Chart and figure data
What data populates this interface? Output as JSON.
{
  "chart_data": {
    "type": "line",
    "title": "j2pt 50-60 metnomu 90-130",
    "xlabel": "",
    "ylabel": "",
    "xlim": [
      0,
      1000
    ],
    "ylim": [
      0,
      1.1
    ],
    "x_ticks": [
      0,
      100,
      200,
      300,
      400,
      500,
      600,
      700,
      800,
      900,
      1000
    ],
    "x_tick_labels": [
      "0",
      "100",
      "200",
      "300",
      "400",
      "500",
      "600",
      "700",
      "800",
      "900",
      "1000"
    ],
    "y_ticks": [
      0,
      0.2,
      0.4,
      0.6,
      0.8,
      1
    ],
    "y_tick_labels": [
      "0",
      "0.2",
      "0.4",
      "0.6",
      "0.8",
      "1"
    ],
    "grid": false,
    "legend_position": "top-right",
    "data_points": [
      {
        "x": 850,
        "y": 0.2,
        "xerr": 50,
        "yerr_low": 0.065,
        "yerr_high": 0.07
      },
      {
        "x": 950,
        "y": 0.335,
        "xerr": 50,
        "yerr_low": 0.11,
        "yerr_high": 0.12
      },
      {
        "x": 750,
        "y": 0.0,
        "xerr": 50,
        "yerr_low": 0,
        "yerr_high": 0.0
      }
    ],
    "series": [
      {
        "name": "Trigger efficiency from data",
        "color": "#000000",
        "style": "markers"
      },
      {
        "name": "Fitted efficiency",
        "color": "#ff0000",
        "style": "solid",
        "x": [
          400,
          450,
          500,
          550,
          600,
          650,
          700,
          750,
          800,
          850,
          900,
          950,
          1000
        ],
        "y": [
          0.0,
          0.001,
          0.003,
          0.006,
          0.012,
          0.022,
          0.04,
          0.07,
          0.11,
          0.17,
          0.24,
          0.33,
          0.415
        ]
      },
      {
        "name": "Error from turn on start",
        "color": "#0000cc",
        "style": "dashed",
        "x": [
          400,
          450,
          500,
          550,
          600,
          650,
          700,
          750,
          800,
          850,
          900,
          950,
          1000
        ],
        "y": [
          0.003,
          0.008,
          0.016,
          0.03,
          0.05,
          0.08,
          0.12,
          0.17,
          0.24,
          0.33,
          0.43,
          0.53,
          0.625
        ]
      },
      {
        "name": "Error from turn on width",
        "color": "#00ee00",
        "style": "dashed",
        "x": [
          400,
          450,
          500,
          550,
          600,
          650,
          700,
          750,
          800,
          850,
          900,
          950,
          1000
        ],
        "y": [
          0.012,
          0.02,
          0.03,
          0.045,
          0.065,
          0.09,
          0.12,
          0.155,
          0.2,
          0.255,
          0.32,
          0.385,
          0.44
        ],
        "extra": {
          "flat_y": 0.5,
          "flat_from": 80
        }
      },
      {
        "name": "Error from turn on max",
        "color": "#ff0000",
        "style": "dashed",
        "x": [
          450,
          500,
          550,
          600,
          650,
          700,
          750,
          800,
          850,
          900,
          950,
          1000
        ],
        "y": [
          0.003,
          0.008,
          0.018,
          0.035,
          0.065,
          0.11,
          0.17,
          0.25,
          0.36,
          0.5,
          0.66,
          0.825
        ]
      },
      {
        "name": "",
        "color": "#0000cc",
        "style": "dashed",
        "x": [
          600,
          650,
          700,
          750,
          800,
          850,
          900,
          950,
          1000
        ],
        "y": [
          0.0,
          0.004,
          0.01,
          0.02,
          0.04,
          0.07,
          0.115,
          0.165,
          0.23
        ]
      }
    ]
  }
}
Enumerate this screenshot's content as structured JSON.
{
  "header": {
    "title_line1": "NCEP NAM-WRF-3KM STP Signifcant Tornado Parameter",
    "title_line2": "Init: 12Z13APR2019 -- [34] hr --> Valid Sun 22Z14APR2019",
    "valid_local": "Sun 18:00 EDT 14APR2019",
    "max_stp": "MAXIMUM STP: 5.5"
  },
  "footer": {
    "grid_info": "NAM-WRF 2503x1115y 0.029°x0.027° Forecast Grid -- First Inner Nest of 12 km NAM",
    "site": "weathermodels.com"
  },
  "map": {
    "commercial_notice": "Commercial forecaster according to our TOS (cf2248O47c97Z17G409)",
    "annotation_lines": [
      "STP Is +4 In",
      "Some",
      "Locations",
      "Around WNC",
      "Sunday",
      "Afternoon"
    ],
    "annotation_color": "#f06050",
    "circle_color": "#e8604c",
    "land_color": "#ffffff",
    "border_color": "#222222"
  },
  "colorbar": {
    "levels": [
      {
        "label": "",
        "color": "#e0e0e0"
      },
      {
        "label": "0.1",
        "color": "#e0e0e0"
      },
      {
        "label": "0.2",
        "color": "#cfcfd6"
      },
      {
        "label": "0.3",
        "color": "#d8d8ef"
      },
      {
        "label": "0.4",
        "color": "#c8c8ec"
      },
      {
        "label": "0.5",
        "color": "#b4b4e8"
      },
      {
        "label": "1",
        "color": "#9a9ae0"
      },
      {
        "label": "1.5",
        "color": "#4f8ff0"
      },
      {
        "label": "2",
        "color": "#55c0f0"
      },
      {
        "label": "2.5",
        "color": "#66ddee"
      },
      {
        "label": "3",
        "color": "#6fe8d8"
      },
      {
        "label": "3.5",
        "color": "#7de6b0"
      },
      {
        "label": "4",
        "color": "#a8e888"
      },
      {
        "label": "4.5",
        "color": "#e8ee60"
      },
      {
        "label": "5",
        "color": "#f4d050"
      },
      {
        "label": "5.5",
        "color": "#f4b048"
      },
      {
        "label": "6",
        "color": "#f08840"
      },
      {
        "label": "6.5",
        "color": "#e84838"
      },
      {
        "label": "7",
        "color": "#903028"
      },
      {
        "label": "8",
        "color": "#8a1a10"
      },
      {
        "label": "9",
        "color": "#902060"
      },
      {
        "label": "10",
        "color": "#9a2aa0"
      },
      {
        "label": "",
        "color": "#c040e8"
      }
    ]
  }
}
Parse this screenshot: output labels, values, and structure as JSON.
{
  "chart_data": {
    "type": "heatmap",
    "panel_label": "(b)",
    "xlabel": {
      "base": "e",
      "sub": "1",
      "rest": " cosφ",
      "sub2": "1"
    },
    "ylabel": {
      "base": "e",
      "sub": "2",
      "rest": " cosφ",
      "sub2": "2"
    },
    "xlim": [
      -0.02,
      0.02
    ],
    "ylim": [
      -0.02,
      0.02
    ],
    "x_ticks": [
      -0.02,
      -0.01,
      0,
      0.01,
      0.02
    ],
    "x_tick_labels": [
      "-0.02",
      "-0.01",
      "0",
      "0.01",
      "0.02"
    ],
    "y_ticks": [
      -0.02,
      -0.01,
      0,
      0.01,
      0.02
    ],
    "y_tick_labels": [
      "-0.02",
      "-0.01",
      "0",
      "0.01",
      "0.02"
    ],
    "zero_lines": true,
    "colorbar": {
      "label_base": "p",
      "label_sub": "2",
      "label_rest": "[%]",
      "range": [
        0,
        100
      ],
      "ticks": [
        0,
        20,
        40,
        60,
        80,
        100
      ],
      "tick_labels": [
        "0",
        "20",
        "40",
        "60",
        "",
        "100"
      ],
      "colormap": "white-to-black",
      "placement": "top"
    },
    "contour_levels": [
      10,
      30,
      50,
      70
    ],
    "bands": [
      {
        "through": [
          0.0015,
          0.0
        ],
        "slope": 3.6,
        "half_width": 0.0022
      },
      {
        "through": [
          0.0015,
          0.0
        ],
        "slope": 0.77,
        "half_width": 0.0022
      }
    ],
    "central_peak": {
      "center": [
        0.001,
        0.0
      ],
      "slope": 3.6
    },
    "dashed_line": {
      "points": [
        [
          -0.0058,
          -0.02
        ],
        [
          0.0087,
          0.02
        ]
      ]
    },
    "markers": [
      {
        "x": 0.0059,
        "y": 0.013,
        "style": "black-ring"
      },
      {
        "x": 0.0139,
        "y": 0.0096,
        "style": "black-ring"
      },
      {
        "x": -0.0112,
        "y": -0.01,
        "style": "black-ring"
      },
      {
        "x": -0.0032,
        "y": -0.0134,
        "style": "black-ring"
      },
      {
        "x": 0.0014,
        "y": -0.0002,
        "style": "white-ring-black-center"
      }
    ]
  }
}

**TASK:**
Which lines contain "Error"? Show each of them.

**THE RESPONSE:**
        "name": "Error from turn on start",
        "name": "Error from turn on width",
        "name": "Error from turn on max",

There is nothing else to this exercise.